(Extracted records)

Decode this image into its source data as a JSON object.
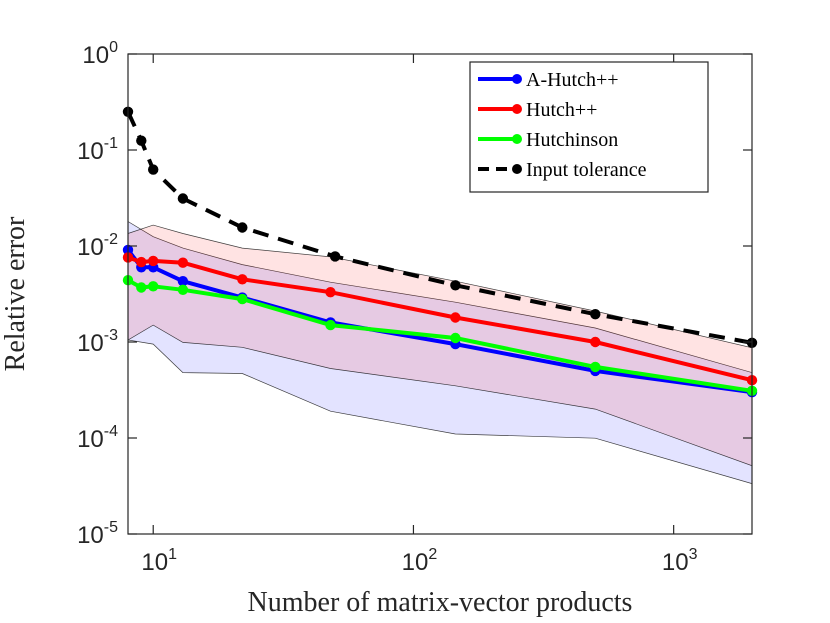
{
  "chart_data": {
    "type": "line",
    "xscale": "log",
    "yscale": "log",
    "xlabel": "Number of matrix-vector products",
    "ylabel": "Relative error",
    "xlim": [
      8,
      2000
    ],
    "ylim": [
      1e-05,
      1
    ],
    "grid": false,
    "legend_position": "top-right",
    "x_ticks": [
      {
        "value": 10,
        "base": "10",
        "exp": "1"
      },
      {
        "value": 100,
        "base": "10",
        "exp": "2"
      },
      {
        "value": 1000,
        "base": "10",
        "exp": "3"
      }
    ],
    "y_ticks": [
      {
        "value": 1,
        "base": "10",
        "exp": "0"
      },
      {
        "value": 0.1,
        "base": "10",
        "exp": "-1"
      },
      {
        "value": 0.01,
        "base": "10",
        "exp": "-2"
      },
      {
        "value": 0.001,
        "base": "10",
        "exp": "-3"
      },
      {
        "value": 0.0001,
        "base": "10",
        "exp": "-4"
      },
      {
        "value": 1e-05,
        "base": "10",
        "exp": "-5"
      }
    ],
    "bands": [
      {
        "name": "A-Hutch++ range",
        "color": "#0000ff",
        "x": [
          8,
          10,
          13,
          22,
          48,
          145,
          500,
          2000
        ],
        "upper": [
          0.018,
          0.0125,
          0.0095,
          0.0064,
          0.0042,
          0.0026,
          0.0014,
          0.00048
        ],
        "lower": [
          0.00105,
          0.00095,
          0.00048,
          0.00047,
          0.00019,
          0.00011,
          9.95e-05,
          3.35e-05
        ]
      },
      {
        "name": "Hutch++ range",
        "color": "#ff0000",
        "x": [
          8,
          10,
          13,
          22,
          48,
          145,
          500,
          2000
        ],
        "upper": [
          0.0135,
          0.0165,
          0.0135,
          0.0095,
          0.0077,
          0.0043,
          0.0021,
          0.00087
        ],
        "lower": [
          0.00105,
          0.0015,
          0.00099,
          0.00088,
          0.00053,
          0.00035,
          0.0002,
          5.15e-05
        ]
      }
    ],
    "series": [
      {
        "name": "A-Hutch++",
        "color": "#0000ff",
        "dashed": false,
        "x": [
          8,
          9,
          10,
          13,
          22,
          48,
          145,
          500,
          2000
        ],
        "values": [
          0.0091,
          0.006,
          0.006,
          0.0043,
          0.0029,
          0.0016,
          0.00095,
          0.0005,
          0.0003
        ]
      },
      {
        "name": "Hutch++",
        "color": "#ff0000",
        "dashed": false,
        "x": [
          8,
          9,
          10,
          13,
          22,
          48,
          145,
          500,
          2000
        ],
        "values": [
          0.0076,
          0.0068,
          0.007,
          0.0067,
          0.0045,
          0.0033,
          0.0018,
          0.001,
          0.0004
        ]
      },
      {
        "name": "Hutchinson",
        "color": "#00ff00",
        "dashed": false,
        "x": [
          8,
          9,
          10,
          13,
          22,
          48,
          145,
          500,
          2000
        ],
        "values": [
          0.0044,
          0.0037,
          0.0038,
          0.0035,
          0.0028,
          0.0015,
          0.0011,
          0.00055,
          0.00031
        ]
      },
      {
        "name": "Input tolerance",
        "color": "#000000",
        "dashed": true,
        "x": [
          8,
          9,
          10,
          13,
          22,
          50,
          145,
          500,
          2000
        ],
        "values": [
          0.25,
          0.125,
          0.0625,
          0.03125,
          0.0156,
          0.0078,
          0.0039,
          0.00195,
          0.00098
        ]
      }
    ]
  }
}
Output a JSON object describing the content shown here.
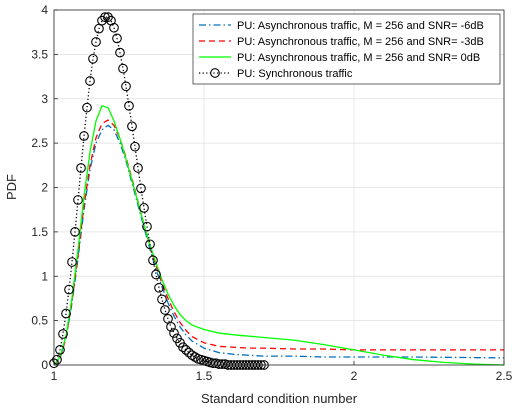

TASK BRIEF: Copy each line of the entries that includes the word "name".

WRITTEN SOLUTION:
        "name": "A-Hutch++ range",
        "name": "Hutch++ range",
        "name": "A-Hutch++",
        "name": "Hutch++",
        "name": "Hutchinson",
        "name": "Input tolerance",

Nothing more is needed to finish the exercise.